§ Exercise
Copy every line from the data below in which the string "JSON" can be found.

§ Figure record listings
────────────────────
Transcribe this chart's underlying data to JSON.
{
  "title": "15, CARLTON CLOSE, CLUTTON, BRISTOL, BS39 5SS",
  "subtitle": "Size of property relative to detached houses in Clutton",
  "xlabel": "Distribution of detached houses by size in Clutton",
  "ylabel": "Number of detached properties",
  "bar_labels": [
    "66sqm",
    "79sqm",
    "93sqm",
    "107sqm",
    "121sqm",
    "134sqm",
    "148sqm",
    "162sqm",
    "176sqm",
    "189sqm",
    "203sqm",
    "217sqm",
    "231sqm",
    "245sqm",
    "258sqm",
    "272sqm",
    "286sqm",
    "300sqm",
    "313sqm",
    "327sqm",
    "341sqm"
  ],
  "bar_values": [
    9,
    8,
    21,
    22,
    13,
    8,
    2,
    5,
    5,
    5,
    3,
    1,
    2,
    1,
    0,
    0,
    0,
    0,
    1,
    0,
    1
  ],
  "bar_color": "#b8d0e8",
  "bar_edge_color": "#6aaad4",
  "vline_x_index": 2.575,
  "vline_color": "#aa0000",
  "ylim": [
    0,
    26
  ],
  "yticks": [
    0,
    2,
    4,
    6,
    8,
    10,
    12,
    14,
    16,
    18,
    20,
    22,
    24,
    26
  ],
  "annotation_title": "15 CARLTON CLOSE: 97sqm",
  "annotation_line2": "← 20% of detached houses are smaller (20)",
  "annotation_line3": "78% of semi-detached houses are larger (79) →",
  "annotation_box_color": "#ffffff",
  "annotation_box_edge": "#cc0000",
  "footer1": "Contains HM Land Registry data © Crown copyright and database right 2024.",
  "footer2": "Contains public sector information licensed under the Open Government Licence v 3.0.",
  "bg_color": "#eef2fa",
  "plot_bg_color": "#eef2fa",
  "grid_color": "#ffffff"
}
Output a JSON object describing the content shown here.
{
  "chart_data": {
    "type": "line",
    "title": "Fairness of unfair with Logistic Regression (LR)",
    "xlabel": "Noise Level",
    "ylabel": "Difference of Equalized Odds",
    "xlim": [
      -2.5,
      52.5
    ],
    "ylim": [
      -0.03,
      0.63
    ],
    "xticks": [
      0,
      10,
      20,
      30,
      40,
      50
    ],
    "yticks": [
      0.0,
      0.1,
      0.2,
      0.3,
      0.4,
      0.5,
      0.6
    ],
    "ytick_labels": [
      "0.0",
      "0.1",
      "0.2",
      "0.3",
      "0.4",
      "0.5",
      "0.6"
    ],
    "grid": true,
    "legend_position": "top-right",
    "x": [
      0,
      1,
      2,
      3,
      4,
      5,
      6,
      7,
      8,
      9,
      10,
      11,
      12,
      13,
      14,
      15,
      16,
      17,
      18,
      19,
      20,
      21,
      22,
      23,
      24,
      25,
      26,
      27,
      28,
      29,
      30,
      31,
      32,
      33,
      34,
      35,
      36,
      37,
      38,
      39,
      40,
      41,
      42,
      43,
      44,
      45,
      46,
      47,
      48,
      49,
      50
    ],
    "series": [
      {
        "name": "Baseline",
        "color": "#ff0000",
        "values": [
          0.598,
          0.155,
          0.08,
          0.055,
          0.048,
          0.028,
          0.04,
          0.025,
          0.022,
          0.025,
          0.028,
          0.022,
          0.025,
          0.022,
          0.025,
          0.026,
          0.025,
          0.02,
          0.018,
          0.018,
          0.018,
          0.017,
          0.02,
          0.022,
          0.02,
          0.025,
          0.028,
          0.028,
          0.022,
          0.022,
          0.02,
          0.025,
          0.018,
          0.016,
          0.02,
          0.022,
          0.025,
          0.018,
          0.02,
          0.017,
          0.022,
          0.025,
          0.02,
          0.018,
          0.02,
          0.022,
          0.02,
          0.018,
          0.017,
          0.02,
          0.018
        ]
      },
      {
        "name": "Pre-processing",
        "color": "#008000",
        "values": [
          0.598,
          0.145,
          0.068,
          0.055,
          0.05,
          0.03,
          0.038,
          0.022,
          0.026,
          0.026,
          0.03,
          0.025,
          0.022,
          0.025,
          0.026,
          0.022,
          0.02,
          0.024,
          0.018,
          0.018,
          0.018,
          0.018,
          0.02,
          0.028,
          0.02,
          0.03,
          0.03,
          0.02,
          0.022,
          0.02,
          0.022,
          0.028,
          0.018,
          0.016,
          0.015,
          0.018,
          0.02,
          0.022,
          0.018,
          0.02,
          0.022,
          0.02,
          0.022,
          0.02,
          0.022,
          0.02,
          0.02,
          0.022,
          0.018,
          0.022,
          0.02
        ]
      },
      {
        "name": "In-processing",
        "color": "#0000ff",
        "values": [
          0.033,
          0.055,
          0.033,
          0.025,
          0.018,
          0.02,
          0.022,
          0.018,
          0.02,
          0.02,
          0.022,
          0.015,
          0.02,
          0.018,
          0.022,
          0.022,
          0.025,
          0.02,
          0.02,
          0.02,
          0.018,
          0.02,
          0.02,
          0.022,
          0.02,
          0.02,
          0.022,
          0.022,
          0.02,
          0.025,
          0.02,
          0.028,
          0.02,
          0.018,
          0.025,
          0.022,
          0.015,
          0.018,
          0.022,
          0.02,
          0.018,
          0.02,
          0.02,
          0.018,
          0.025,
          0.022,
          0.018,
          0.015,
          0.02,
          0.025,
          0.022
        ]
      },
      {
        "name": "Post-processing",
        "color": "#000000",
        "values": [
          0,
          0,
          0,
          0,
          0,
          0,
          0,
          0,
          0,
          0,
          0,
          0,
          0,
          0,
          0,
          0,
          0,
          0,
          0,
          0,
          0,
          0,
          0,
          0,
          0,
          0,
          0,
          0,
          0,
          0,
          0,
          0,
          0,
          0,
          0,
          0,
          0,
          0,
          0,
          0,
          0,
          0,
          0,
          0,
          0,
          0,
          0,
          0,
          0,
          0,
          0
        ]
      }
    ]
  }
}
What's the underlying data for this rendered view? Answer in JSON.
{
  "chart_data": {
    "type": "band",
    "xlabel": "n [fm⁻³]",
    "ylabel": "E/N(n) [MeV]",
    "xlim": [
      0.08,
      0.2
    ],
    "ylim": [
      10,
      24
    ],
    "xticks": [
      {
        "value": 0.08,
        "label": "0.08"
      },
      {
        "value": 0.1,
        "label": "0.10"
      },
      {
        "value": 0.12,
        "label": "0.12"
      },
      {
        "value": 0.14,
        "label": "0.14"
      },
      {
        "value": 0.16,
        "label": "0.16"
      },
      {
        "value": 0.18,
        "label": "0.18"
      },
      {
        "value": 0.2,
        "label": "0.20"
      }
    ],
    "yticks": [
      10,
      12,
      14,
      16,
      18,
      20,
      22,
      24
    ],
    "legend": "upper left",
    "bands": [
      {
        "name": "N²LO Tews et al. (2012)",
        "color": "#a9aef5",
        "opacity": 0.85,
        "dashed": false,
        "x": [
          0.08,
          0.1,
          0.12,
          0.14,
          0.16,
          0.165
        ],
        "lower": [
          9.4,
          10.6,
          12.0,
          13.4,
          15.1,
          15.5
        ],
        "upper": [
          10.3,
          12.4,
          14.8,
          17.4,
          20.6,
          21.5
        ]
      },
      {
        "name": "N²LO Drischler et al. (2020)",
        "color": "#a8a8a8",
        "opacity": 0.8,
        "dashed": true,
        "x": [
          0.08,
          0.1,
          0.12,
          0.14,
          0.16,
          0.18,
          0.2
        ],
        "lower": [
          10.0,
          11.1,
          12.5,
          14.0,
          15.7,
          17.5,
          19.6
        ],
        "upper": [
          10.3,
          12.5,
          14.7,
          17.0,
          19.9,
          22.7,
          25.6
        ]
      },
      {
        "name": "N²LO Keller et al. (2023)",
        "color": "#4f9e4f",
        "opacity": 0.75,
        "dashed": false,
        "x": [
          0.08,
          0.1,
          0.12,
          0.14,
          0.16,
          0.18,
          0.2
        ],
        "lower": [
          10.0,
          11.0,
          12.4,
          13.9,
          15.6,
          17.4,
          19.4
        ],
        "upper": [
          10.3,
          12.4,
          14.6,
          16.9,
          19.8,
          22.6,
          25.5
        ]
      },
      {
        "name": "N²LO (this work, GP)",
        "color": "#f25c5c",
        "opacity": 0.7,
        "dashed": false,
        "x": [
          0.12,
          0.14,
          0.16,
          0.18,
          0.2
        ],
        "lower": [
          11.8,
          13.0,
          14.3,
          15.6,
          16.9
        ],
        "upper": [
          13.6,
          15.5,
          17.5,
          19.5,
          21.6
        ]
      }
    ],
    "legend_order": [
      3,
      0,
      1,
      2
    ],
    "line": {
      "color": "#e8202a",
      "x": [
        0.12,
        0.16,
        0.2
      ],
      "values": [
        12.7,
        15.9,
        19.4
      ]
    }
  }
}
────────────────────
§ In response
Transcribe this chart's underlying data to JSON.
Output a JSON object describing the content shown here.
What's the underlying data for this rendered view? Answer in JSON.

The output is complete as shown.